Start THE DATA

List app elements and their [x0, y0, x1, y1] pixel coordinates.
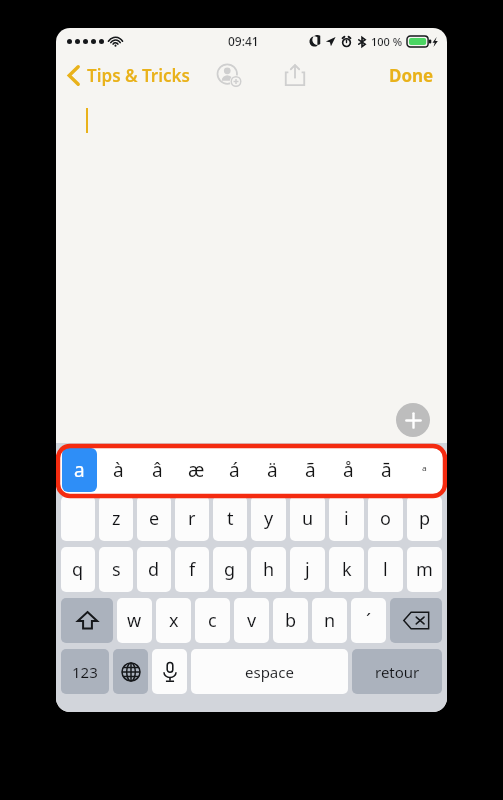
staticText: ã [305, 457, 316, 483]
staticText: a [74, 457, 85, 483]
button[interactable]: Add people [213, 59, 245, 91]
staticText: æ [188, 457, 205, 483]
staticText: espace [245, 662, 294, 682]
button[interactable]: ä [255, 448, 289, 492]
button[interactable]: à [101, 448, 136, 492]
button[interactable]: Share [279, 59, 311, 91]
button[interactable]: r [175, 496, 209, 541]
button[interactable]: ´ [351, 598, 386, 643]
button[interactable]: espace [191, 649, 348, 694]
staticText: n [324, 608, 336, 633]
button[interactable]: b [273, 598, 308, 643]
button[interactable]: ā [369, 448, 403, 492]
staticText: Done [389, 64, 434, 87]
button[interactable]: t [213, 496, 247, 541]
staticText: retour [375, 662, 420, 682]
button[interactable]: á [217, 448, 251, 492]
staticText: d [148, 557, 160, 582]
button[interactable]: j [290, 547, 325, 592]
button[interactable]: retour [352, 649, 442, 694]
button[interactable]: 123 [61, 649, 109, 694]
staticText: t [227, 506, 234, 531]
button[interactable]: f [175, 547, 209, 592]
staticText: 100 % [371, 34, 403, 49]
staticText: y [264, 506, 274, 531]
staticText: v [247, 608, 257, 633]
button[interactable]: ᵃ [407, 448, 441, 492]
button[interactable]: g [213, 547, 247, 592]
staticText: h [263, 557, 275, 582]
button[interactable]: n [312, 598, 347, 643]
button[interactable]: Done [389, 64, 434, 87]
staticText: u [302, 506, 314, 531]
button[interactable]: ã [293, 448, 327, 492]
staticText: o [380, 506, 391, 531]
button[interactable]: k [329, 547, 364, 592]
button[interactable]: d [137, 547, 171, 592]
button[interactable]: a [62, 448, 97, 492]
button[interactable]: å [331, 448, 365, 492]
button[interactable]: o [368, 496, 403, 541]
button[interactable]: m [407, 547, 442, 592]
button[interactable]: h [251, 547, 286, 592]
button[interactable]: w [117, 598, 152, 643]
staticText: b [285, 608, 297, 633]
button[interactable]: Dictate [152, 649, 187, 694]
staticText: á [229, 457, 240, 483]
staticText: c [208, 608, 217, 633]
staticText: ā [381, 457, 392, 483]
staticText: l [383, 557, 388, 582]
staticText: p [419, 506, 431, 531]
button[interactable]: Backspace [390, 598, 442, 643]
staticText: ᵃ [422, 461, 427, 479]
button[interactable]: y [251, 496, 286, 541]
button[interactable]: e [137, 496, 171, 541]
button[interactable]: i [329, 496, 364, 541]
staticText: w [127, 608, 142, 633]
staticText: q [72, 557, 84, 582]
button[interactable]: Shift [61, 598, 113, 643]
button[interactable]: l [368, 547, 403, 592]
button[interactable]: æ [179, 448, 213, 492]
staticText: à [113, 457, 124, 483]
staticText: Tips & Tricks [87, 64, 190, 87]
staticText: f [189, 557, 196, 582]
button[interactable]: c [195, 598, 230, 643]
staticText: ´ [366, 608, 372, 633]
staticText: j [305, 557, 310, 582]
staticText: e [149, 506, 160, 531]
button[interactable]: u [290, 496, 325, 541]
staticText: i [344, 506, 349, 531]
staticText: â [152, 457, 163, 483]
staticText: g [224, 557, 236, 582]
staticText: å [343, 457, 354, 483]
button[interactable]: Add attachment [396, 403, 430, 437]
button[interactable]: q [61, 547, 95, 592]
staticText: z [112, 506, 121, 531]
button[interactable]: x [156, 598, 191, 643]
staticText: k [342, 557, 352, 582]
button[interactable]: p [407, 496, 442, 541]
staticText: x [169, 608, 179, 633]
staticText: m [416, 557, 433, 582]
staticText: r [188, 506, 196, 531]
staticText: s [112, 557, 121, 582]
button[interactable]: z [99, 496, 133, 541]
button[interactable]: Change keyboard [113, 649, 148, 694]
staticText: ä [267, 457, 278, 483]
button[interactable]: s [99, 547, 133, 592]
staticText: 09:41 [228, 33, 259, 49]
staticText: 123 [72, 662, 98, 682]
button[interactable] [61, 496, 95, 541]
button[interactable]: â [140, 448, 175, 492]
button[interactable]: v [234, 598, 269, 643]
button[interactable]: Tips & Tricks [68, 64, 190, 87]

End THE DATA
Start THE DATA

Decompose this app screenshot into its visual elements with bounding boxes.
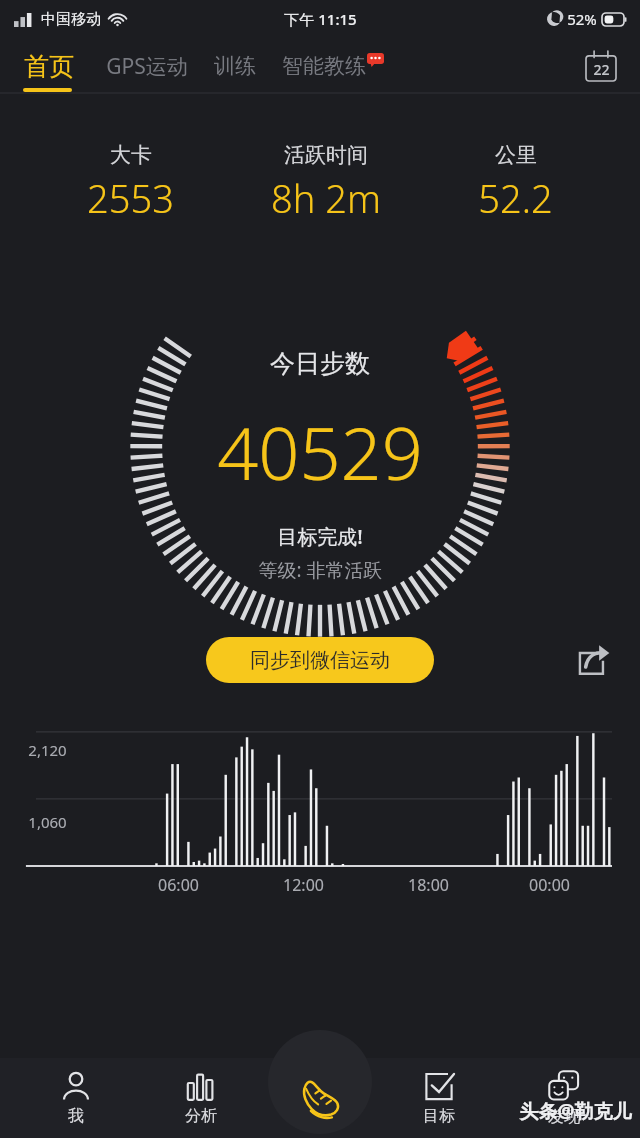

End THE DATA

**DESCRIPTION OF THE TASK**
Copy the entries from the line containing "List app elements" through the line containing "button[interactable]: ä [255, 448, 289, 492]", including both of those lines, and omit the pictures.

**EXERCISE SOLUTION**
List app elements and their [x0, y0, x1, y1] pixel coordinates.
staticText: ã [305, 457, 316, 483]
staticText: a [74, 457, 85, 483]
button[interactable]: Add people [213, 59, 245, 91]
staticText: æ [188, 457, 205, 483]
staticText: espace [245, 662, 294, 682]
button[interactable]: ä [255, 448, 289, 492]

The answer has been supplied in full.